REQUIRED WORK:
Quote all of the data below exactly, please.

STORED ROWS:
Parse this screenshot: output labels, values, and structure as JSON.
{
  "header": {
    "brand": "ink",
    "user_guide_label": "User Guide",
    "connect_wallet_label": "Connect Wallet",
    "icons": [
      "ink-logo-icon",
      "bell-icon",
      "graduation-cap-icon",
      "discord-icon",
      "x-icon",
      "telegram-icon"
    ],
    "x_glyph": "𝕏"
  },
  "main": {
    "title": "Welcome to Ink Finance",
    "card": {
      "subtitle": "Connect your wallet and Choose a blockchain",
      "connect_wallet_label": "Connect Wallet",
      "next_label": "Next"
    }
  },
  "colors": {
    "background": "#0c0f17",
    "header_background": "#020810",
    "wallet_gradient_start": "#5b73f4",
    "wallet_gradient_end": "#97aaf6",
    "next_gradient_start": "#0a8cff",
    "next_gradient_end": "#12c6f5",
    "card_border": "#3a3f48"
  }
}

TASK OUTPUT:
Parse this screenshot: output labels, values, and structure as JSON.
{
  "header": {
    "brand": "ink",
    "user_guide_label": "User Guide",
    "connect_wallet_label": "Connect Wallet",
    "icons": [
      "ink-logo-icon",
      "bell-icon",
      "graduation-cap-icon",
      "discord-icon",
      "x-icon",
      "telegram-icon"
    ],
    "x_glyph": "𝕏"
  },
  "main": {
    "title": "Welcome to Ink Finance",
    "card": {
      "subtitle": "Connect your wallet and Choose a blockchain",
      "connect_wallet_label": "Connect Wallet",
      "next_label": "Next"
    }
  },
  "colors": {
    "background": "#0c0f17",
    "header_background": "#020810",
    "wallet_gradient_start": "#5b73f4",
    "wallet_gradient_end": "#97aaf6",
    "next_gradient_start": "#0a8cff",
    "next_gradient_end": "#12c6f5",
    "card_border": "#3a3f48"
  }
}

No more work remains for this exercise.